(Stored records)
• • • • •

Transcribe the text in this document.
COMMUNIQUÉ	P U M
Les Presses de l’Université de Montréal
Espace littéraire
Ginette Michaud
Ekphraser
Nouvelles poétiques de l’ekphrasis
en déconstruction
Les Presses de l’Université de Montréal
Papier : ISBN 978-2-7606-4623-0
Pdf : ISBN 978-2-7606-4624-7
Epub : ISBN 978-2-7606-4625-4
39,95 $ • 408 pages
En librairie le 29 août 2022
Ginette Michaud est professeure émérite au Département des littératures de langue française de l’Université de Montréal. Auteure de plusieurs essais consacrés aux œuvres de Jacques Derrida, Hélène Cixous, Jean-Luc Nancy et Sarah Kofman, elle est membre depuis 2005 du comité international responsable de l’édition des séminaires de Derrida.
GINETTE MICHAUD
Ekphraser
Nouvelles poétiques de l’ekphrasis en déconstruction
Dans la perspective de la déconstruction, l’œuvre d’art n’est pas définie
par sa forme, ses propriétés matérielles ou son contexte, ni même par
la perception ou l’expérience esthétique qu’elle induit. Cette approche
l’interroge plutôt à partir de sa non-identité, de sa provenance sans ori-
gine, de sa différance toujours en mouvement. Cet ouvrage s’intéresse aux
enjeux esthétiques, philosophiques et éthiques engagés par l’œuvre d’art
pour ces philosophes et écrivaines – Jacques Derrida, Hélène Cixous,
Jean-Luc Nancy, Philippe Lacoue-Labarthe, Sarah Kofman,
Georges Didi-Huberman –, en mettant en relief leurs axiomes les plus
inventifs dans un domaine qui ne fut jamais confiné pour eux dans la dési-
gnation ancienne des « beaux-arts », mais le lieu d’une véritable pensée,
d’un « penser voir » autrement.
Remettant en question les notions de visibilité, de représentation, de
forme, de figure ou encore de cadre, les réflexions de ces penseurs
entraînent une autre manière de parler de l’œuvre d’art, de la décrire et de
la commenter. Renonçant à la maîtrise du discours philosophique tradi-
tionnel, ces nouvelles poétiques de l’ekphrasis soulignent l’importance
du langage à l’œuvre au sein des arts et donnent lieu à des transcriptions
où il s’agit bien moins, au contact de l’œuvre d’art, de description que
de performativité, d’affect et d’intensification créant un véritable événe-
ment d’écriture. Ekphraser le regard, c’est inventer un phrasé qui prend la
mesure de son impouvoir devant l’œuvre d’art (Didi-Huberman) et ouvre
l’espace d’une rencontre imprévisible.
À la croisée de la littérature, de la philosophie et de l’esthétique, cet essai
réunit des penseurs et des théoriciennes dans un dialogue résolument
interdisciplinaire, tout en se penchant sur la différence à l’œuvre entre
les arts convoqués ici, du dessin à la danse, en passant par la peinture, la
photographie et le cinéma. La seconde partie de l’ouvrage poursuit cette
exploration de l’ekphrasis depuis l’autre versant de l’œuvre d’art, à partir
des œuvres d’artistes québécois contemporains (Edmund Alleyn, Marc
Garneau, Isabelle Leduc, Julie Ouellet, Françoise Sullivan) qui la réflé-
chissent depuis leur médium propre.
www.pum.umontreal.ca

• • • • •

> **Your goal**
Set down every record above exactly as given.

> **Exercise solution**
Transcribe the text in this document.
COMMUNIQUÉ	P U M
Les Presses de l’Université de Montréal
Espace littéraire
Ginette Michaud
Ekphraser
Nouvelles poétiques de l’ekphrasis
en déconstruction
Les Presses de l’Université de Montréal
Papier : ISBN 978-2-7606-4623-0
Pdf : ISBN 978-2-7606-4624-7
Epub : ISBN 978-2-7606-4625-4
39,95 $ • 408 pages
En librairie le 29 août 2022
Ginette Michaud est professeure émérite au Département des littératures de langue française de l’Université de Montréal. Auteure de plusieurs essais consacrés aux œuvres de Jacques Derrida, Hélène Cixous, Jean-Luc Nancy et Sarah Kofman, elle est membre depuis 2005 du comité international responsable de l’édition des séminaires de Derrida.
GINETTE MICHAUD
Ekphraser
Nouvelles poétiques de l’ekphrasis en déconstruction
Dans la perspective de la déconstruction, l’œuvre d’art n’est pas définie
par sa forme, ses propriétés matérielles ou son contexte, ni même par
la perception ou l’expérience esthétique qu’elle induit. Cette approche
l’interroge plutôt à partir de sa non-identité, de sa provenance sans ori-
gine, de sa différance toujours en mouvement. Cet ouvrage s’intéresse aux
enjeux esthétiques, philosophiques et éthiques engagés par l’œuvre d’art
pour ces philosophes et écrivaines – Jacques Derrida, Hélène Cixous,
Jean-Luc Nancy, Philippe Lacoue-Labarthe, Sarah Kofman,
Georges Didi-Huberman –, en mettant en relief leurs axiomes les plus
inventifs dans un domaine qui ne fut jamais confiné pour eux dans la dési-
gnation ancienne des « beaux-arts », mais le lieu d’une véritable pensée,
d’un « penser voir » autrement.
Remettant en question les notions de visibilité, de représentation, de
forme, de figure ou encore de cadre, les réflexions de ces penseurs
entraînent une autre manière de parler de l’œuvre d’art, de la décrire et de
la commenter. Renonçant à la maîtrise du discours philosophique tradi-
tionnel, ces nouvelles poétiques de l’ekphrasis soulignent l’importance
du langage à l’œuvre au sein des arts et donnent lieu à des transcriptions
où il s’agit bien moins, au contact de l’œuvre d’art, de description que
de performativité, d’affect et d’intensification créant un véritable événe-
ment d’écriture. Ekphraser le regard, c’est inventer un phrasé qui prend la
mesure de son impouvoir devant l’œuvre d’art (Didi-Huberman) et ouvre
l’espace d’une rencontre imprévisible.
À la croisée de la littérature, de la philosophie et de l’esthétique, cet essai
réunit des penseurs et des théoriciennes dans un dialogue résolument
interdisciplinaire, tout en se penchant sur la différence à l’œuvre entre
les arts convoqués ici, du dessin à la danse, en passant par la peinture, la
photographie et le cinéma. La seconde partie de l’ouvrage poursuit cette
exploration de l’ekphrasis depuis l’autre versant de l’œuvre d’art, à partir
des œuvres d’artistes québécois contemporains (Edmund Alleyn, Marc
Garneau, Isabelle Leduc, Julie Ouellet, Françoise Sullivan) qui la réflé-
chissent depuis leur médium propre.
www.pum.umontreal.ca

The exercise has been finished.